## [Entries provided]
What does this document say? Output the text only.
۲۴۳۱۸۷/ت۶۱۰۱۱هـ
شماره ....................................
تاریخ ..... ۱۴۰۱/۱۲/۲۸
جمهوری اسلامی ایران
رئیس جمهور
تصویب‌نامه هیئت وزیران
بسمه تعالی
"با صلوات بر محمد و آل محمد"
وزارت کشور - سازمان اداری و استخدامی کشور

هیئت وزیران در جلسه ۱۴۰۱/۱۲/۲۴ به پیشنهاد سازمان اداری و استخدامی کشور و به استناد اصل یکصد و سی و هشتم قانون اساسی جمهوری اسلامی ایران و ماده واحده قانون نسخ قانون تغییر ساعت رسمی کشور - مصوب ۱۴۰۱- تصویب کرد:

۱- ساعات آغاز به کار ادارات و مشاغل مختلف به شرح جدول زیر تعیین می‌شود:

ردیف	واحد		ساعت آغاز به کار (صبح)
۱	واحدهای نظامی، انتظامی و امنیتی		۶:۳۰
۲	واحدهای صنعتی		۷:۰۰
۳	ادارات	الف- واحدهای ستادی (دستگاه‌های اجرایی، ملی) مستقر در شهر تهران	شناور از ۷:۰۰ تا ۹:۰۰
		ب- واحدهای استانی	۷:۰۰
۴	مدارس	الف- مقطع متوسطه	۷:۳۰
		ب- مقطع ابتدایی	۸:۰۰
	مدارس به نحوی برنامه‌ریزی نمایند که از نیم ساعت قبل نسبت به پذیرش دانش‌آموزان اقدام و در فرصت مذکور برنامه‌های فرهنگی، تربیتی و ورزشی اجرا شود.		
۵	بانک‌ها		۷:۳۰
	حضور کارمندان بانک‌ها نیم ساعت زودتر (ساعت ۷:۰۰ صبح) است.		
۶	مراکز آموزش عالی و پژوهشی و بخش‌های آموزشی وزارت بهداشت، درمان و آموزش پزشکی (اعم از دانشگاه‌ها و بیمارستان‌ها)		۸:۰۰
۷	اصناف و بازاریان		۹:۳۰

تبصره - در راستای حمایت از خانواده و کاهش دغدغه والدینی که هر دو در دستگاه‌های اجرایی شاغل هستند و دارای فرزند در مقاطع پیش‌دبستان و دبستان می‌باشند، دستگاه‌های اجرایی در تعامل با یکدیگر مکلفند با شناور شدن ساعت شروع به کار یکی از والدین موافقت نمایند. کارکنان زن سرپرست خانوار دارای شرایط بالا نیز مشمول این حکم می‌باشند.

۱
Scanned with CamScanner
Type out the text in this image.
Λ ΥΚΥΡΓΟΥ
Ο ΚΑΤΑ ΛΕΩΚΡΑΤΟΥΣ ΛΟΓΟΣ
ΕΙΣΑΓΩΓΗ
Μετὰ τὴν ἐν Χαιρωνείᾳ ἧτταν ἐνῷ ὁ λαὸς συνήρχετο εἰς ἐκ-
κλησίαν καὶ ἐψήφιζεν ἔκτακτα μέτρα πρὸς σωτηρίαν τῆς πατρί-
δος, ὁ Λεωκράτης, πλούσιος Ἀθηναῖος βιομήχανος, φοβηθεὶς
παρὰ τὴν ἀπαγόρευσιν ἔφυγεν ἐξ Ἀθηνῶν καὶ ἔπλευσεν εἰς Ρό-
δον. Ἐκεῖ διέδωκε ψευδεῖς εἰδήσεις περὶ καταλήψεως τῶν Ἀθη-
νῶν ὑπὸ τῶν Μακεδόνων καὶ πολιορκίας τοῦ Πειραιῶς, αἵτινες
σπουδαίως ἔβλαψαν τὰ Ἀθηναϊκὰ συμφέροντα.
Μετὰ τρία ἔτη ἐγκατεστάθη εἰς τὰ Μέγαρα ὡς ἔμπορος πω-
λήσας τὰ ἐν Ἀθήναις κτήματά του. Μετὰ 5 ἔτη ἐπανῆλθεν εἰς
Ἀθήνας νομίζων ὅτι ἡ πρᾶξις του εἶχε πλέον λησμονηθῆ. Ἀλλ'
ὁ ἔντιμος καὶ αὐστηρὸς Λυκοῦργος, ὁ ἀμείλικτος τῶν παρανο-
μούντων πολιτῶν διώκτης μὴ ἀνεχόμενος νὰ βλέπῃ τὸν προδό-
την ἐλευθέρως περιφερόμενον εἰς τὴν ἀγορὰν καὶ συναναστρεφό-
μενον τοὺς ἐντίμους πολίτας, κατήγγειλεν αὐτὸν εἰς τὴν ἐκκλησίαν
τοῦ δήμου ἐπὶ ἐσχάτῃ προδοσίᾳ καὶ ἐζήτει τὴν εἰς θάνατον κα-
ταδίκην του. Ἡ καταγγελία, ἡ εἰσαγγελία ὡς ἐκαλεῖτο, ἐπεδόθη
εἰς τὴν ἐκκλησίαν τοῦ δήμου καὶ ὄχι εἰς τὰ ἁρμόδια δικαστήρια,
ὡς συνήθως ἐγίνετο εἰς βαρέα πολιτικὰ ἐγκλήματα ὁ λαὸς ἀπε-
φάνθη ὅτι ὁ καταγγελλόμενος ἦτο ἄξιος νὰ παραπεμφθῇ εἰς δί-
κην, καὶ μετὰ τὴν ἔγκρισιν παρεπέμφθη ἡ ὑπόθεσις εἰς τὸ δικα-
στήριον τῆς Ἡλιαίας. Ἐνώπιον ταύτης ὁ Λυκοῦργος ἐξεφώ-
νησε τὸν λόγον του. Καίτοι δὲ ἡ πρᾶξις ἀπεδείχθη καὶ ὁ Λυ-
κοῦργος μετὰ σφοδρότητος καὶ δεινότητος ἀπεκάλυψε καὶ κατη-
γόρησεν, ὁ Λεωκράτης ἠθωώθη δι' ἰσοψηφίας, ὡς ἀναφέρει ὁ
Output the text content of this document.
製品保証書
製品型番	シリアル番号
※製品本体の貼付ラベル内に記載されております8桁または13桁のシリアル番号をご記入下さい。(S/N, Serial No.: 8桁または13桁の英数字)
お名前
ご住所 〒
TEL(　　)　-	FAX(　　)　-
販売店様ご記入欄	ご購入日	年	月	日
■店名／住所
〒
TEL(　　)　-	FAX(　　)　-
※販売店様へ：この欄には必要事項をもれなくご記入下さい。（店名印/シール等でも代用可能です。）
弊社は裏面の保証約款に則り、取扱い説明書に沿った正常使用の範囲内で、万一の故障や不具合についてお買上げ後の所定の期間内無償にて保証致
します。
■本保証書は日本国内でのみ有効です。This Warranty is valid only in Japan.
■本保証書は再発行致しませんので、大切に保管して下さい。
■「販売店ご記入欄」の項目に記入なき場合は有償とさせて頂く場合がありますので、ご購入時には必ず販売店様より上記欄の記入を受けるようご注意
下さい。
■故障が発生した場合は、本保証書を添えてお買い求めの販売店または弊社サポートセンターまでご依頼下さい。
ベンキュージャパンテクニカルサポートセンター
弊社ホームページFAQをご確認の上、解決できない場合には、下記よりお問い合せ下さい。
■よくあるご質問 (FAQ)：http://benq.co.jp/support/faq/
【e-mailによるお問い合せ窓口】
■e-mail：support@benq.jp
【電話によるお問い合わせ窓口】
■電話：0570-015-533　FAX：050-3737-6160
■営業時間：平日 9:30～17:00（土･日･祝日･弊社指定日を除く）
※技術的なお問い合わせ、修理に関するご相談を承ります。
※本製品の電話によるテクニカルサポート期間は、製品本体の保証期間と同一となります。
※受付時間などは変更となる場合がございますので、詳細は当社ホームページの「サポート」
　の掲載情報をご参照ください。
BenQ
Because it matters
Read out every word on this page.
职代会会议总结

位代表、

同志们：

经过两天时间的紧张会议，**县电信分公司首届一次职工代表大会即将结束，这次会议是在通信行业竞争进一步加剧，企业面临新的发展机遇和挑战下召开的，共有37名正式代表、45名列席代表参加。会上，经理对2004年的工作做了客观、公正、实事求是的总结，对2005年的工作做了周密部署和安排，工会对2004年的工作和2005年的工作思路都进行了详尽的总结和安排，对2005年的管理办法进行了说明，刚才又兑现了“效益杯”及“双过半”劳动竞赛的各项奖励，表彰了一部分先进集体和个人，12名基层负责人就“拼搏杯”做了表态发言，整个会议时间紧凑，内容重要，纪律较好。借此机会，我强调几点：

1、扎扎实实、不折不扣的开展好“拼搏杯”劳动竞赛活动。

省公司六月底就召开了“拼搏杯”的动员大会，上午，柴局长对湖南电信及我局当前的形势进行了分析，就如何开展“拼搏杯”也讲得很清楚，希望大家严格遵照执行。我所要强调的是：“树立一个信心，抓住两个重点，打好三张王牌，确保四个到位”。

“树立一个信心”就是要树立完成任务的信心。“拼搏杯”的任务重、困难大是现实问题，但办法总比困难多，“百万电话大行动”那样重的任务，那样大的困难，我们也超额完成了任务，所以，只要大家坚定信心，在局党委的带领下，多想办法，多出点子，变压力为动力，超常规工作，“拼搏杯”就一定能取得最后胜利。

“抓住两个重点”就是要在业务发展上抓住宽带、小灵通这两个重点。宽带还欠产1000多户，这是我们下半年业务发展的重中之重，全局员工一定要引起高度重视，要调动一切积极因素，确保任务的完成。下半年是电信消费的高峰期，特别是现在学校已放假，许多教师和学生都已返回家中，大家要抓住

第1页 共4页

## [Task]
Go through the material above and copy each line that has the word "شناور".

## [Solution]
۳	ادارات	الف- واحدهای ستادی (دستگاه‌های اجرایی، ملی) مستقر در شهر تهران	شناور از ۷:۰۰ تا ۹:۰۰
تبصره - در راستای حمایت از خانواده و کاهش دغدغه والدینی که هر دو در دستگاه‌های اجرایی شاغل هستند و دارای فرزند در مقاطع پیش‌دبستان و دبستان می‌باشند، دستگاه‌های اجرایی در تعامل با یکدیگر مکلفند با شناور شدن ساعت شروع به کار یکی از والدین موافقت نمایند. کارکنان زن سرپرست خانوار دارای شرایط بالا نیز مشمول این حکم می‌باشند.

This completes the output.